## DIRECTIONS FOR THIS TASK:
Make an exact copy of the entries below.

## RECORDS TO USE:
-- BEGIN --

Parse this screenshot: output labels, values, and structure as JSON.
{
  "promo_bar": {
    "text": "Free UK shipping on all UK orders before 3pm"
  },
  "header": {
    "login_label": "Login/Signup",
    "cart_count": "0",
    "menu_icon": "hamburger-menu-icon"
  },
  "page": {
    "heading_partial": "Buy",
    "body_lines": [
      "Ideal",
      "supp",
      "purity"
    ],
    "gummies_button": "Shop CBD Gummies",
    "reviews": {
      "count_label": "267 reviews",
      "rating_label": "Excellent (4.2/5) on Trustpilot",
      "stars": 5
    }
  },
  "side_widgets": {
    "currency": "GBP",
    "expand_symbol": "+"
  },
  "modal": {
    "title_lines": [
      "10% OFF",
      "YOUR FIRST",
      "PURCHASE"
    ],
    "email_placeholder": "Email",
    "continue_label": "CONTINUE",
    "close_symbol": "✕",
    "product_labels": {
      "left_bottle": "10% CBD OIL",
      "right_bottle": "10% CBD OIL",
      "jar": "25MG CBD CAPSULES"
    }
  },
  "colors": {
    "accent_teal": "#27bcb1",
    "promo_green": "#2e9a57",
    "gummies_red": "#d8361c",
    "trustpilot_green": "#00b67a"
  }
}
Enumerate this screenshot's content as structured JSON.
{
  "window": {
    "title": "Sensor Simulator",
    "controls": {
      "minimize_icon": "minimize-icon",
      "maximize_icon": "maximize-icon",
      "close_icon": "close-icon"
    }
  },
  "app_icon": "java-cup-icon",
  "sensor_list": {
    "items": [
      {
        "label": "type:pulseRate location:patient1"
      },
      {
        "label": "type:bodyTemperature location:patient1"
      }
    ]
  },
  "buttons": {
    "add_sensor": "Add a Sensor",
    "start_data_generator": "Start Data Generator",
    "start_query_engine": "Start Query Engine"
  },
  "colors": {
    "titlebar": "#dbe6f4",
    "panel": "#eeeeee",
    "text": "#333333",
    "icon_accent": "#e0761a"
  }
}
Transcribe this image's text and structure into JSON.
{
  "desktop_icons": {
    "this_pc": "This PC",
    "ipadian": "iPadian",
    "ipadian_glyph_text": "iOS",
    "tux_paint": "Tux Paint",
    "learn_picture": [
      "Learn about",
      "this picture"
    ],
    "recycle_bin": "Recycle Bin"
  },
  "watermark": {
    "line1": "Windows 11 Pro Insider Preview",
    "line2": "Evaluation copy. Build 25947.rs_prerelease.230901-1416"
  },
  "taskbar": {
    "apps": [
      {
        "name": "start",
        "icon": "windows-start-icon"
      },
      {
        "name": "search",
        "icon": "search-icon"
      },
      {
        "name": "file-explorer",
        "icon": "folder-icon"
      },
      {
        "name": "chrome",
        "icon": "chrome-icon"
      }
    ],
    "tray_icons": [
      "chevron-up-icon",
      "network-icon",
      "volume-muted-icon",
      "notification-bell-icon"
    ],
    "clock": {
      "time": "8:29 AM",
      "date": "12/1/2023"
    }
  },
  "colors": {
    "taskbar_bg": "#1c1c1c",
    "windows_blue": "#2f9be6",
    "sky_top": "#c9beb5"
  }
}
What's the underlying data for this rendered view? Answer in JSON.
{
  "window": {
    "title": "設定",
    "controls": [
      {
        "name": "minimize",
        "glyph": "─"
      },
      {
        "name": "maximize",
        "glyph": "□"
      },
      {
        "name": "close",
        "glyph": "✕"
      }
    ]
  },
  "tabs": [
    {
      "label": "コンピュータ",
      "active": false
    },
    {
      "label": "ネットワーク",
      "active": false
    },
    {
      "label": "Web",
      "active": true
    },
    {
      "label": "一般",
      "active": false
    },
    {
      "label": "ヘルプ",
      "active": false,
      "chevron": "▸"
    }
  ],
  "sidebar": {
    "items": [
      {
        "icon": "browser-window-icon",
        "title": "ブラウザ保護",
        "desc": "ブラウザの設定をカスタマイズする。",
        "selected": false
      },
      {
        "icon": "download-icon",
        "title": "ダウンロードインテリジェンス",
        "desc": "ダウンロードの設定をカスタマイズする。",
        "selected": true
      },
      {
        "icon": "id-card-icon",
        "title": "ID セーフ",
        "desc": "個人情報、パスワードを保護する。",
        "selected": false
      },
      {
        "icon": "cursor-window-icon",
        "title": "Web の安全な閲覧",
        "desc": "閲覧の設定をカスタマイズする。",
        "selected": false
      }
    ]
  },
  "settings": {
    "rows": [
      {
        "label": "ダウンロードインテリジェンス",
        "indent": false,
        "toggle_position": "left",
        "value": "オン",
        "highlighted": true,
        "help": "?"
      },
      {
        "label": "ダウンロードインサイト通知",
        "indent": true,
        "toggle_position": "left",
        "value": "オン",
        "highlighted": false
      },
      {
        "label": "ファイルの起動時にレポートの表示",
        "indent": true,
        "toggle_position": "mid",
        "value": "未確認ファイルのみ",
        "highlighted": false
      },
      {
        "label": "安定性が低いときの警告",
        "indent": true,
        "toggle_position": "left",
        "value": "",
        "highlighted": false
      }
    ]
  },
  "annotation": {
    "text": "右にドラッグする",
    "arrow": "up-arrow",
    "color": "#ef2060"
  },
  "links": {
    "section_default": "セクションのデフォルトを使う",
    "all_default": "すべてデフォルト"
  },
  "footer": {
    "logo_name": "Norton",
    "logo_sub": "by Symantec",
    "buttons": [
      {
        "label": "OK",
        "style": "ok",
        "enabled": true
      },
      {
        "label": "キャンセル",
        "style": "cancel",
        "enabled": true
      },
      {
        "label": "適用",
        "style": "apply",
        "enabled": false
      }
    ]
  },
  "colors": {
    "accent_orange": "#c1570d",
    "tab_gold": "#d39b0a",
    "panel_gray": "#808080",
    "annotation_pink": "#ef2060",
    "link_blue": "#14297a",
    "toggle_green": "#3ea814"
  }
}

-- END --

## FINAL ANSWER:
Parse this screenshot: output labels, values, and structure as JSON.
{
  "promo_bar": {
    "text": "Free UK shipping on all UK orders before 3pm"
  },
  "header": {
    "login_label": "Login/Signup",
    "cart_count": "0",
    "menu_icon": "hamburger-menu-icon"
  },
  "page": {
    "heading_partial": "Buy",
    "body_lines": [
      "Ideal",
      "supp",
      "purity"
    ],
    "gummies_button": "Shop CBD Gummies",
    "reviews": {
      "count_label": "267 reviews",
      "rating_label": "Excellent (4.2/5) on Trustpilot",
      "stars": 5
    }
  },
  "side_widgets": {
    "currency": "GBP",
    "expand_symbol": "+"
  },
  "modal": {
    "title_lines": [
      "10% OFF",
      "YOUR FIRST",
      "PURCHASE"
    ],
    "email_placeholder": "Email",
    "continue_label": "CONTINUE",
    "close_symbol": "✕",
    "product_labels": {
      "left_bottle": "10% CBD OIL",
      "right_bottle": "10% CBD OIL",
      "jar": "25MG CBD CAPSULES"
    }
  },
  "colors": {
    "accent_teal": "#27bcb1",
    "promo_green": "#2e9a57",
    "gummies_red": "#d8361c",
    "trustpilot_green": "#00b67a"
  }
}
Enumerate this screenshot's content as structured JSON.
{
  "window": {
    "title": "Sensor Simulator",
    "controls": {
      "minimize_icon": "minimize-icon",
      "maximize_icon": "maximize-icon",
      "close_icon": "close-icon"
    }
  },
  "app_icon": "java-cup-icon",
  "sensor_list": {
    "items": [
      {
        "label": "type:pulseRate location:patient1"
      },
      {
        "label": "type:bodyTemperature location:patient1"
      }
    ]
  },
  "buttons": {
    "add_sensor": "Add a Sensor",
    "start_data_generator": "Start Data Generator",
    "start_query_engine": "Start Query Engine"
  },
  "colors": {
    "titlebar": "#dbe6f4",
    "panel": "#eeeeee",
    "text": "#333333",
    "icon_accent": "#e0761a"
  }
}
Transcribe this image's text and structure into JSON.
{
  "desktop_icons": {
    "this_pc": "This PC",
    "ipadian": "iPadian",
    "ipadian_glyph_text": "iOS",
    "tux_paint": "Tux Paint",
    "learn_picture": [
      "Learn about",
      "this picture"
    ],
    "recycle_bin": "Recycle Bin"
  },
  "watermark": {
    "line1": "Windows 11 Pro Insider Preview",
    "line2": "Evaluation copy. Build 25947.rs_prerelease.230901-1416"
  },
  "taskbar": {
    "apps": [
      {
        "name": "start",
        "icon": "windows-start-icon"
      },
      {
        "name": "search",
        "icon": "search-icon"
      },
      {
        "name": "file-explorer",
        "icon": "folder-icon"
      },
      {
        "name": "chrome",
        "icon": "chrome-icon"
      }
    ],
    "tray_icons": [
      "chevron-up-icon",
      "network-icon",
      "volume-muted-icon",
      "notification-bell-icon"
    ],
    "clock": {
      "time": "8:29 AM",
      "date": "12/1/2023"
    }
  },
  "colors": {
    "taskbar_bg": "#1c1c1c",
    "windows_blue": "#2f9be6",
    "sky_top": "#c9beb5"
  }
}
What's the underlying data for this rendered view? Answer in JSON.
{
  "window": {
    "title": "設定",
    "controls": [
      {
        "name": "minimize",
        "glyph": "─"
      },
      {
        "name": "maximize",
        "glyph": "□"
      },
      {
        "name": "close",
        "glyph": "✕"
      }
    ]
  },
  "tabs": [
    {
      "label": "コンピュータ",
      "active": false
    },
    {
      "label": "ネットワーク",
      "active": false
    },
    {
      "label": "Web",
      "active": true
    },
    {
      "label": "一般",
      "active": false
    },
    {
      "label": "ヘルプ",
      "active": false,
      "chevron": "▸"
    }
  ],
  "sidebar": {
    "items": [
      {
        "icon": "browser-window-icon",
        "title": "ブラウザ保護",
        "desc": "ブラウザの設定をカスタマイズする。",
        "selected": false
      },
      {
        "icon": "download-icon",
        "title": "ダウンロードインテリジェンス",
        "desc": "ダウンロードの設定をカスタマイズする。",
        "selected": true
      },
      {
        "icon": "id-card-icon",
        "title": "ID セーフ",
        "desc": "個人情報、パスワードを保護する。",
        "selected": false
      },
      {
        "icon": "cursor-window-icon",
        "title": "Web の安全な閲覧",
        "desc": "閲覧の設定をカスタマイズする。",
        "selected": false
      }
    ]
  },
  "settings": {
    "rows": [
      {
        "label": "ダウンロードインテリジェンス",
        "indent": false,
        "toggle_position": "left",
        "value": "オン",
        "highlighted": true,
        "help": "?"
      },
      {
        "label": "ダウンロードインサイト通知",
        "indent": true,
        "toggle_position": "left",
        "value": "オン",
        "highlighted": false
      },
      {
        "label": "ファイルの起動時にレポートの表示",
        "indent": true,
        "toggle_position": "mid",
        "value": "未確認ファイルのみ",
        "highlighted": false
      },
      {
        "label": "安定性が低いときの警告",
        "indent": true,
        "toggle_position": "left",
        "value": "",
        "highlighted": false
      }
    ]
  },
  "annotation": {
    "text": "右にドラッグする",
    "arrow": "up-arrow",
    "color": "#ef2060"
  },
  "links": {
    "section_default": "セクションのデフォルトを使う",
    "all_default": "すべてデフォルト"
  },
  "footer": {
    "logo_name": "Norton",
    "logo_sub": "by Symantec",
    "buttons": [
      {
        "label": "OK",
        "style": "ok",
        "enabled": true
      },
      {
        "label": "キャンセル",
        "style": "cancel",
        "enabled": true
      },
      {
        "label": "適用",
        "style": "apply",
        "enabled": false
      }
    ]
  },
  "colors": {
    "accent_orange": "#c1570d",
    "tab_gold": "#d39b0a",
    "panel_gray": "#808080",
    "annotation_pink": "#ef2060",
    "link_blue": "#14297a",
    "toggle_green": "#3ea814"
  }
}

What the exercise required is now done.